→ **GIVEN INSTRUCTION**:
Repeat the listing in full. Nothing may be added or left out.

→ **EXTRACTED ENTRIES**:
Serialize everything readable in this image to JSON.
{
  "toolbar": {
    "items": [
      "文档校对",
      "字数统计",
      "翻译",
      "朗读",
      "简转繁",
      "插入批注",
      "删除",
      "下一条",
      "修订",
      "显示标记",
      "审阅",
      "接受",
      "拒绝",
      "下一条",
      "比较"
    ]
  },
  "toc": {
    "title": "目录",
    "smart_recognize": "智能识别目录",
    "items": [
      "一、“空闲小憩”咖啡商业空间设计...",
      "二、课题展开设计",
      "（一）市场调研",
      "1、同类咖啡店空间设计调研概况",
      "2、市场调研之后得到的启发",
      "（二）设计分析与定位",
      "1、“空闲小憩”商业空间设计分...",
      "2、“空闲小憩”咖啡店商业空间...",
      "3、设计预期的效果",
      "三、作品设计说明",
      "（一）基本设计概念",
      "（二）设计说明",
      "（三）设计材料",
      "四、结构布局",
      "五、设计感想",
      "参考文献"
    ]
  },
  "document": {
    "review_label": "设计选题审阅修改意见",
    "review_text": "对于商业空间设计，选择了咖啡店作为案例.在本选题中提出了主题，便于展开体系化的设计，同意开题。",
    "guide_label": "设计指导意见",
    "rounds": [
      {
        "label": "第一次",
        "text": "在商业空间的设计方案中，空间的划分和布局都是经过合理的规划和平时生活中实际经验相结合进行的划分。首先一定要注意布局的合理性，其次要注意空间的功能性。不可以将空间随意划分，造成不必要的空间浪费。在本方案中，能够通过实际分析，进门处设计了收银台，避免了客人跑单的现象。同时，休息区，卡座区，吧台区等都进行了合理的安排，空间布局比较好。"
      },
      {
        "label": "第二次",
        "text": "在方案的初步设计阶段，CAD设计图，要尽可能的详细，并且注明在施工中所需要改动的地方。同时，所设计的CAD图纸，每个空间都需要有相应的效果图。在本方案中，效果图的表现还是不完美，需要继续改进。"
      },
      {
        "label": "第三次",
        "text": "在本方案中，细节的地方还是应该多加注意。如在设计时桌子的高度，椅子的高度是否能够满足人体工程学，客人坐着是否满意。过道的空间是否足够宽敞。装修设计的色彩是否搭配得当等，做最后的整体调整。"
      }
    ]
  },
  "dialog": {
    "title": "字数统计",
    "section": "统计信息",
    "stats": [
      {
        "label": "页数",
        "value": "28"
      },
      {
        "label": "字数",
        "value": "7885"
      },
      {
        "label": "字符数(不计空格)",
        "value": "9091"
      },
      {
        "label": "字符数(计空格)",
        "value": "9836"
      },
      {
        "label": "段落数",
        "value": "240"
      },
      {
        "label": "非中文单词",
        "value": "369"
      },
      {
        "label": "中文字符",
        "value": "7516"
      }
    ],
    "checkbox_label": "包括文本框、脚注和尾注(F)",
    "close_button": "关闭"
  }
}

→ **TASK ANSWER**:
Serialize everything readable in this image to JSON.
{
  "toolbar": {
    "items": [
      "文档校对",
      "字数统计",
      "翻译",
      "朗读",
      "简转繁",
      "插入批注",
      "删除",
      "下一条",
      "修订",
      "显示标记",
      "审阅",
      "接受",
      "拒绝",
      "下一条",
      "比较"
    ]
  },
  "toc": {
    "title": "目录",
    "smart_recognize": "智能识别目录",
    "items": [
      "一、“空闲小憩”咖啡商业空间设计...",
      "二、课题展开设计",
      "（一）市场调研",
      "1、同类咖啡店空间设计调研概况",
      "2、市场调研之后得到的启发",
      "（二）设计分析与定位",
      "1、“空闲小憩”商业空间设计分...",
      "2、“空闲小憩”咖啡店商业空间...",
      "3、设计预期的效果",
      "三、作品设计说明",
      "（一）基本设计概念",
      "（二）设计说明",
      "（三）设计材料",
      "四、结构布局",
      "五、设计感想",
      "参考文献"
    ]
  },
  "document": {
    "review_label": "设计选题审阅修改意见",
    "review_text": "对于商业空间设计，选择了咖啡店作为案例.在本选题中提出了主题，便于展开体系化的设计，同意开题。",
    "guide_label": "设计指导意见",
    "rounds": [
      {
        "label": "第一次",
        "text": "在商业空间的设计方案中，空间的划分和布局都是经过合理的规划和平时生活中实际经验相结合进行的划分。首先一定要注意布局的合理性，其次要注意空间的功能性。不可以将空间随意划分，造成不必要的空间浪费。在本方案中，能够通过实际分析，进门处设计了收银台，避免了客人跑单的现象。同时，休息区，卡座区，吧台区等都进行了合理的安排，空间布局比较好。"
      },
      {
        "label": "第二次",
        "text": "在方案的初步设计阶段，CAD设计图，要尽可能的详细，并且注明在施工中所需要改动的地方。同时，所设计的CAD图纸，每个空间都需要有相应的效果图。在本方案中，效果图的表现还是不完美，需要继续改进。"
      },
      {
        "label": "第三次",
        "text": "在本方案中，细节的地方还是应该多加注意。如在设计时桌子的高度，椅子的高度是否能够满足人体工程学，客人坐着是否满意。过道的空间是否足够宽敞。装修设计的色彩是否搭配得当等，做最后的整体调整。"
      }
    ]
  },
  "dialog": {
    "title": "字数统计",
    "section": "统计信息",
    "stats": [
      {
        "label": "页数",
        "value": "28"
      },
      {
        "label": "字数",
        "value": "7885"
      },
      {
        "label": "字符数(不计空格)",
        "value": "9091"
      },
      {
        "label": "字符数(计空格)",
        "value": "9836"
      },
      {
        "label": "段落数",
        "value": "240"
      },
      {
        "label": "非中文单词",
        "value": "369"
      },
      {
        "label": "中文字符",
        "value": "7516"
      }
    ],
    "checkbox_label": "包括文本框、脚注和尾注(F)",
    "close_button": "关闭"
  }
}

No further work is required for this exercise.